-- Start --

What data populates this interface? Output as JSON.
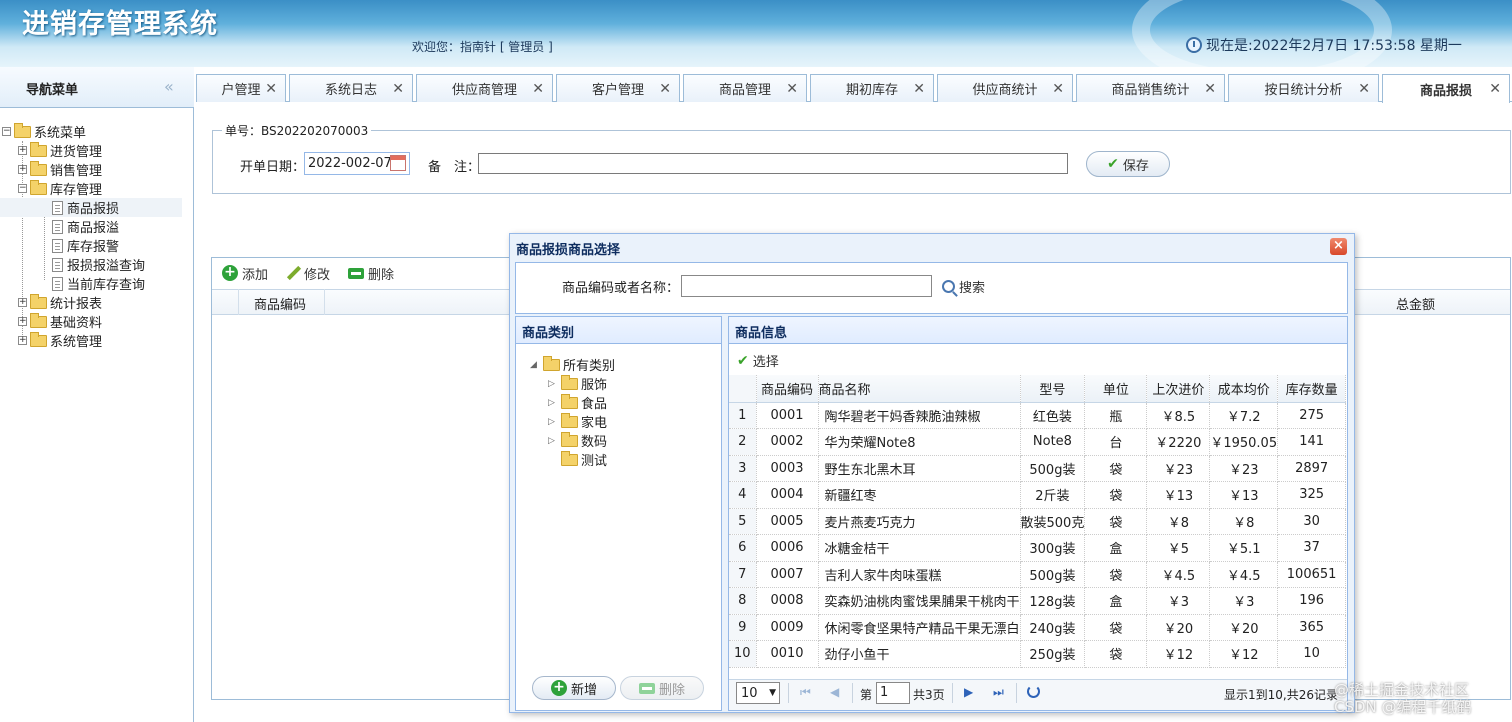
{
  "app": {
    "title": "进销存管理系统",
    "welcome": "欢迎您：指南针 [ 管理员 ]",
    "clock": "现在是:2022年2月7日 17:53:58 星期一"
  },
  "nav": {
    "title": "导航菜单",
    "collapse": "«",
    "root": "系统菜单",
    "items": [
      {
        "label": "进货管理",
        "type": "folder"
      },
      {
        "label": "销售管理",
        "type": "folder"
      },
      {
        "label": "库存管理",
        "type": "folder-open"
      },
      {
        "label": "商品报损",
        "type": "leaf",
        "selected": true
      },
      {
        "label": "商品报溢",
        "type": "leaf"
      },
      {
        "label": "库存报警",
        "type": "leaf"
      },
      {
        "label": "报损报溢查询",
        "type": "leaf"
      },
      {
        "label": "当前库存查询",
        "type": "leaf"
      },
      {
        "label": "统计报表",
        "type": "folder"
      },
      {
        "label": "基础资料",
        "type": "folder"
      },
      {
        "label": "系统管理",
        "type": "folder"
      }
    ]
  },
  "tabs": [
    {
      "label": "户管理"
    },
    {
      "label": "系统日志"
    },
    {
      "label": "供应商管理"
    },
    {
      "label": "客户管理"
    },
    {
      "label": "商品管理"
    },
    {
      "label": "期初库存"
    },
    {
      "label": "供应商统计"
    },
    {
      "label": "商品销售统计"
    },
    {
      "label": "按日统计分析"
    },
    {
      "label": "商品报损",
      "active": true
    }
  ],
  "form": {
    "legend": "单号：BS202202070003",
    "date_label": "开单日期：",
    "date_value": "2022-002-07",
    "remark_label": "备　注：",
    "save_label": "保存"
  },
  "grid": {
    "add": "添加",
    "edit": "修改",
    "delete": "删除",
    "col_code": "商品编码",
    "col_total": "总金额"
  },
  "dialog": {
    "title": "商品报损商品选择",
    "search_label": "商品编码或者名称：",
    "search_button": "搜索",
    "category_title": "商品类别",
    "categories_root": "所有类别",
    "categories": [
      {
        "label": "服饰",
        "expandable": true
      },
      {
        "label": "食品",
        "expandable": true
      },
      {
        "label": "家电",
        "expandable": true
      },
      {
        "label": "数码",
        "expandable": true
      },
      {
        "label": "测试",
        "expandable": false
      }
    ],
    "cat_add": "新增",
    "cat_delete": "删除",
    "product_title": "商品信息",
    "select_label": "选择",
    "columns": [
      "商品编码",
      "商品名称",
      "型号",
      "单位",
      "上次进价",
      "成本均价",
      "库存数量"
    ],
    "rows": [
      [
        "1",
        "0001",
        "陶华碧老干妈香辣脆油辣椒",
        "红色装",
        "瓶",
        "￥8.5",
        "￥7.2",
        "275"
      ],
      [
        "2",
        "0002",
        "华为荣耀Note8",
        "Note8",
        "台",
        "￥2220",
        "￥1950.05",
        "141"
      ],
      [
        "3",
        "0003",
        "野生东北黑木耳",
        "500g装",
        "袋",
        "￥23",
        "￥23",
        "2897"
      ],
      [
        "4",
        "0004",
        "新疆红枣",
        "2斤装",
        "袋",
        "￥13",
        "￥13",
        "325"
      ],
      [
        "5",
        "0005",
        "麦片燕麦巧克力",
        "散装500克",
        "袋",
        "￥8",
        "￥8",
        "30"
      ],
      [
        "6",
        "0006",
        "冰糖金桔干",
        "300g装",
        "盒",
        "￥5",
        "￥5.1",
        "37"
      ],
      [
        "7",
        "0007",
        "吉利人家牛肉味蛋糕",
        "500g装",
        "袋",
        "￥4.5",
        "￥4.5",
        "100651"
      ],
      [
        "8",
        "0008",
        "奕森奶油桃肉蜜饯果脯果干桃肉干",
        "128g装",
        "盒",
        "￥3",
        "￥3",
        "196"
      ],
      [
        "9",
        "0009",
        "休闲零食坚果特产精品干果无漂白",
        "240g装",
        "袋",
        "￥20",
        "￥20",
        "365"
      ],
      [
        "10",
        "0010",
        "劲仔小鱼干",
        "250g装",
        "袋",
        "￥12",
        "￥12",
        "10"
      ]
    ],
    "pager": {
      "page_size": "10",
      "page_label": "第",
      "page_value": "1",
      "page_total": "共3页",
      "info": "显示1到10,共26记录"
    }
  },
  "watermark": "@稀土掘金技术社区\nCSDN @编程千纸鹤"
}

-- End --

GOAL:
Go back to the records above and write them out exactly, without the pictures.

FINAL RESULT:
What data populates this interface? Output as JSON.
{
  "app": {
    "title": "进销存管理系统",
    "welcome": "欢迎您：指南针 [ 管理员 ]",
    "clock": "现在是:2022年2月7日 17:53:58 星期一"
  },
  "nav": {
    "title": "导航菜单",
    "collapse": "«",
    "root": "系统菜单",
    "items": [
      {
        "label": "进货管理",
        "type": "folder"
      },
      {
        "label": "销售管理",
        "type": "folder"
      },
      {
        "label": "库存管理",
        "type": "folder-open"
      },
      {
        "label": "商品报损",
        "type": "leaf",
        "selected": true
      },
      {
        "label": "商品报溢",
        "type": "leaf"
      },
      {
        "label": "库存报警",
        "type": "leaf"
      },
      {
        "label": "报损报溢查询",
        "type": "leaf"
      },
      {
        "label": "当前库存查询",
        "type": "leaf"
      },
      {
        "label": "统计报表",
        "type": "folder"
      },
      {
        "label": "基础资料",
        "type": "folder"
      },
      {
        "label": "系统管理",
        "type": "folder"
      }
    ]
  },
  "tabs": [
    {
      "label": "户管理"
    },
    {
      "label": "系统日志"
    },
    {
      "label": "供应商管理"
    },
    {
      "label": "客户管理"
    },
    {
      "label": "商品管理"
    },
    {
      "label": "期初库存"
    },
    {
      "label": "供应商统计"
    },
    {
      "label": "商品销售统计"
    },
    {
      "label": "按日统计分析"
    },
    {
      "label": "商品报损",
      "active": true
    }
  ],
  "form": {
    "legend": "单号：BS202202070003",
    "date_label": "开单日期：",
    "date_value": "2022-002-07",
    "remark_label": "备　注：",
    "save_label": "保存"
  },
  "grid": {
    "add": "添加",
    "edit": "修改",
    "delete": "删除",
    "col_code": "商品编码",
    "col_total": "总金额"
  },
  "dialog": {
    "title": "商品报损商品选择",
    "search_label": "商品编码或者名称：",
    "search_button": "搜索",
    "category_title": "商品类别",
    "categories_root": "所有类别",
    "categories": [
      {
        "label": "服饰",
        "expandable": true
      },
      {
        "label": "食品",
        "expandable": true
      },
      {
        "label": "家电",
        "expandable": true
      },
      {
        "label": "数码",
        "expandable": true
      },
      {
        "label": "测试",
        "expandable": false
      }
    ],
    "cat_add": "新增",
    "cat_delete": "删除",
    "product_title": "商品信息",
    "select_label": "选择",
    "columns": [
      "商品编码",
      "商品名称",
      "型号",
      "单位",
      "上次进价",
      "成本均价",
      "库存数量"
    ],
    "rows": [
      [
        "1",
        "0001",
        "陶华碧老干妈香辣脆油辣椒",
        "红色装",
        "瓶",
        "￥8.5",
        "￥7.2",
        "275"
      ],
      [
        "2",
        "0002",
        "华为荣耀Note8",
        "Note8",
        "台",
        "￥2220",
        "￥1950.05",
        "141"
      ],
      [
        "3",
        "0003",
        "野生东北黑木耳",
        "500g装",
        "袋",
        "￥23",
        "￥23",
        "2897"
      ],
      [
        "4",
        "0004",
        "新疆红枣",
        "2斤装",
        "袋",
        "￥13",
        "￥13",
        "325"
      ],
      [
        "5",
        "0005",
        "麦片燕麦巧克力",
        "散装500克",
        "袋",
        "￥8",
        "￥8",
        "30"
      ],
      [
        "6",
        "0006",
        "冰糖金桔干",
        "300g装",
        "盒",
        "￥5",
        "￥5.1",
        "37"
      ],
      [
        "7",
        "0007",
        "吉利人家牛肉味蛋糕",
        "500g装",
        "袋",
        "￥4.5",
        "￥4.5",
        "100651"
      ],
      [
        "8",
        "0008",
        "奕森奶油桃肉蜜饯果脯果干桃肉干",
        "128g装",
        "盒",
        "￥3",
        "￥3",
        "196"
      ],
      [
        "9",
        "0009",
        "休闲零食坚果特产精品干果无漂白",
        "240g装",
        "袋",
        "￥20",
        "￥20",
        "365"
      ],
      [
        "10",
        "0010",
        "劲仔小鱼干",
        "250g装",
        "袋",
        "￥12",
        "￥12",
        "10"
      ]
    ],
    "pager": {
      "page_size": "10",
      "page_label": "第",
      "page_value": "1",
      "page_total": "共3页",
      "info": "显示1到10,共26记录"
    }
  },
  "watermark": "@稀土掘金技术社区\nCSDN @编程千纸鹤"
}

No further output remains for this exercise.